## Data to process
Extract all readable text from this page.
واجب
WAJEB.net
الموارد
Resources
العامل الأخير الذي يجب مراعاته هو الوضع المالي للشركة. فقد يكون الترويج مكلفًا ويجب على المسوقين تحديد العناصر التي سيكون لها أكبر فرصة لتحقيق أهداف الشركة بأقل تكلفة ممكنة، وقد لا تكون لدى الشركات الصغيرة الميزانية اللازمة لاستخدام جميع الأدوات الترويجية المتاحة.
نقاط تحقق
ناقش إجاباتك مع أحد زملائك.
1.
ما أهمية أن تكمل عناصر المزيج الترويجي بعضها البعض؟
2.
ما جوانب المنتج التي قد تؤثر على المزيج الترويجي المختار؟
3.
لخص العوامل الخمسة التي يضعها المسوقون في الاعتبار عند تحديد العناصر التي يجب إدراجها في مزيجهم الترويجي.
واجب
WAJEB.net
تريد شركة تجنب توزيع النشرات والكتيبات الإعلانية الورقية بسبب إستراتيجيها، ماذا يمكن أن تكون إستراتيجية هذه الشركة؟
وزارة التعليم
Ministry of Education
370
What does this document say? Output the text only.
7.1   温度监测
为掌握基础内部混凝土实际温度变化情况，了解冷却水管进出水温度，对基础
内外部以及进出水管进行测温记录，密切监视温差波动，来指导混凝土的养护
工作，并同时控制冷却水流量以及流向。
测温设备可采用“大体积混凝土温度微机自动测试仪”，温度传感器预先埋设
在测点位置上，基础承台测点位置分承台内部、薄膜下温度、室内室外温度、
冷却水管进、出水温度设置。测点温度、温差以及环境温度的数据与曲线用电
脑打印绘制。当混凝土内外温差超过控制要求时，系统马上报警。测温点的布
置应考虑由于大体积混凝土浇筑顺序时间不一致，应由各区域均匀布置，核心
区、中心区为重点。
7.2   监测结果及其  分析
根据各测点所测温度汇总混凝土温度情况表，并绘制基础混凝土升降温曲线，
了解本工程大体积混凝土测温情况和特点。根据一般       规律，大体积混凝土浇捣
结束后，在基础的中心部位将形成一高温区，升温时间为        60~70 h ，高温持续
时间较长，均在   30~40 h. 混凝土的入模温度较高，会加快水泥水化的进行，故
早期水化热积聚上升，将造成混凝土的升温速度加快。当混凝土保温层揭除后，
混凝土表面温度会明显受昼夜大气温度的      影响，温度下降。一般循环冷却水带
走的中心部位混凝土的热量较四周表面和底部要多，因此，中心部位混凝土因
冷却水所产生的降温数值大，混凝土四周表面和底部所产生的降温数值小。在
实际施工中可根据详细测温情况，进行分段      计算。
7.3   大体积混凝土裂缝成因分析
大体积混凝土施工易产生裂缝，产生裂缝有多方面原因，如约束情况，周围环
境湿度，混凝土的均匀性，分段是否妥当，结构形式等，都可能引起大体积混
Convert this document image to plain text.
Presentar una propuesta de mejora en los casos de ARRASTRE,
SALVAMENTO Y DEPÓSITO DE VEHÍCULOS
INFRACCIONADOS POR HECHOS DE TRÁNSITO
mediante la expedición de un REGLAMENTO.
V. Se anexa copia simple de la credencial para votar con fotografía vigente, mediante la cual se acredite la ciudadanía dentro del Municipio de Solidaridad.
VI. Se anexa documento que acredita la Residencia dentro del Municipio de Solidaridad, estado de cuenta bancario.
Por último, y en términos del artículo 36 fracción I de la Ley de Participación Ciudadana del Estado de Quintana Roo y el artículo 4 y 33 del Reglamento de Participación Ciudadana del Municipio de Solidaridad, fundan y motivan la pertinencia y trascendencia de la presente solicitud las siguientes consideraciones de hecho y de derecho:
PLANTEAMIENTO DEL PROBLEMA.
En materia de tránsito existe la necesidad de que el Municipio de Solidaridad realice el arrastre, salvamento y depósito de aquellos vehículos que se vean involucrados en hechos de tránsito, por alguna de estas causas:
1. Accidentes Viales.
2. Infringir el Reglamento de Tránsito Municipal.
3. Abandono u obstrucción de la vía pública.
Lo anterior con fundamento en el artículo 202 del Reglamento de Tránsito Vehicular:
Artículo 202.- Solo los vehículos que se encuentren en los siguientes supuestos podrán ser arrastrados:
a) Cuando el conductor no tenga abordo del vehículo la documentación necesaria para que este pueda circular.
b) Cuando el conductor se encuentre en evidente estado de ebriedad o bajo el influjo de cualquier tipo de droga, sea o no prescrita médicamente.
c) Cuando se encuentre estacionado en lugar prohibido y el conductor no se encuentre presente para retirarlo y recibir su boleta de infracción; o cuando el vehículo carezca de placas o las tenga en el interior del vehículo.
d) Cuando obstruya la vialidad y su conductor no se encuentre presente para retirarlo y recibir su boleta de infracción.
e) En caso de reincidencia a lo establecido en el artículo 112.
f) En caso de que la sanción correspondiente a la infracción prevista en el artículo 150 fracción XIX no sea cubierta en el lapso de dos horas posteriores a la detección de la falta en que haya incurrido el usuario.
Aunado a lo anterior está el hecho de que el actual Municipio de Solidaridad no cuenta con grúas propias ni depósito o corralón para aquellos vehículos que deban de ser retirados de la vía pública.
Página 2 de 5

## Your objective
Show the lines from the data above that contain the string "pública".

## Correct response
3. Abandono u obstrucción de la vía pública.
Aunado a lo anterior está el hecho de que el actual Municipio de Solidaridad no cuenta con grúas propias ni depósito o corralón para aquellos vehículos que deban de ser retirados de la vía pública.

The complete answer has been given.